Task directions:
Would you transcribe the whole listing exactly, minus its pictures?

Extracted data:
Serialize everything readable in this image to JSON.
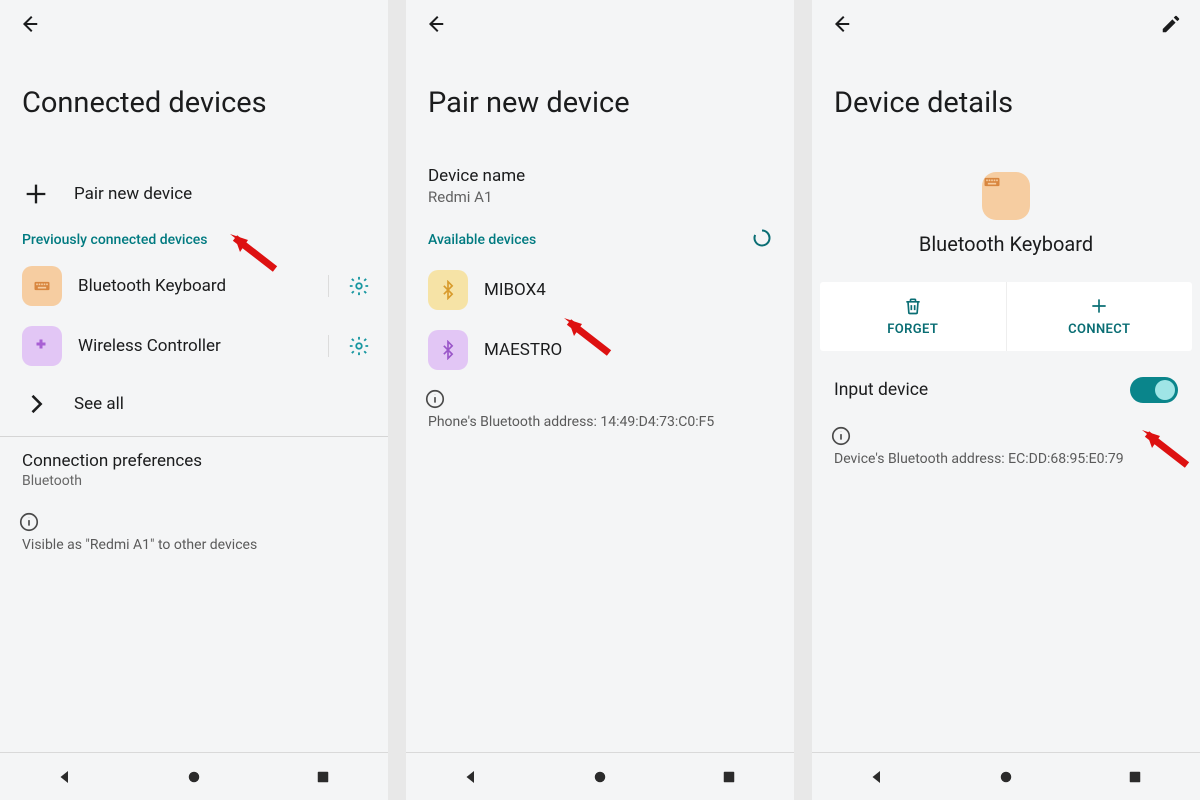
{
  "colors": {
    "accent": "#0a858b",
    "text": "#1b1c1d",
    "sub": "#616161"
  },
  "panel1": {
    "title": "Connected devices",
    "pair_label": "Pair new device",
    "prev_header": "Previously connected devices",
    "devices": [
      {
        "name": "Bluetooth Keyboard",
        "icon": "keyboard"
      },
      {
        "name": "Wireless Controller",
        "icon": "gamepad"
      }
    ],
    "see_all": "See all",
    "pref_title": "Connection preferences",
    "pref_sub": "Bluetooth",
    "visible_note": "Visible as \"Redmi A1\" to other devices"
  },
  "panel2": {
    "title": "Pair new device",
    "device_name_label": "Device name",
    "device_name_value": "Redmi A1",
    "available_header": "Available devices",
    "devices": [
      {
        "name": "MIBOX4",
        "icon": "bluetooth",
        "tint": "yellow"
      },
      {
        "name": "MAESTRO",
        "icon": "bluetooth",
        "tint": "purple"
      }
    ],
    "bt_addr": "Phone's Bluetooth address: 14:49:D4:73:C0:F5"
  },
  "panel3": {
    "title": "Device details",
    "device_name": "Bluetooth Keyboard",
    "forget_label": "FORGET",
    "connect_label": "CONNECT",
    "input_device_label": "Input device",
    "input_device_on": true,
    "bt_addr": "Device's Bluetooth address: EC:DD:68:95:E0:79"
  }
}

Exercise solution:
Serialize everything readable in this image to JSON.
{
  "colors": {
    "accent": "#0a858b",
    "text": "#1b1c1d",
    "sub": "#616161"
  },
  "panel1": {
    "title": "Connected devices",
    "pair_label": "Pair new device",
    "prev_header": "Previously connected devices",
    "devices": [
      {
        "name": "Bluetooth Keyboard",
        "icon": "keyboard"
      },
      {
        "name": "Wireless Controller",
        "icon": "gamepad"
      }
    ],
    "see_all": "See all",
    "pref_title": "Connection preferences",
    "pref_sub": "Bluetooth",
    "visible_note": "Visible as \"Redmi A1\" to other devices"
  },
  "panel2": {
    "title": "Pair new device",
    "device_name_label": "Device name",
    "device_name_value": "Redmi A1",
    "available_header": "Available devices",
    "devices": [
      {
        "name": "MIBOX4",
        "icon": "bluetooth",
        "tint": "yellow"
      },
      {
        "name": "MAESTRO",
        "icon": "bluetooth",
        "tint": "purple"
      }
    ],
    "bt_addr": "Phone's Bluetooth address: 14:49:D4:73:C0:F5"
  },
  "panel3": {
    "title": "Device details",
    "device_name": "Bluetooth Keyboard",
    "forget_label": "FORGET",
    "connect_label": "CONNECT",
    "input_device_label": "Input device",
    "input_device_on": true,
    "bt_addr": "Device's Bluetooth address: EC:DD:68:95:E0:79"
  }
}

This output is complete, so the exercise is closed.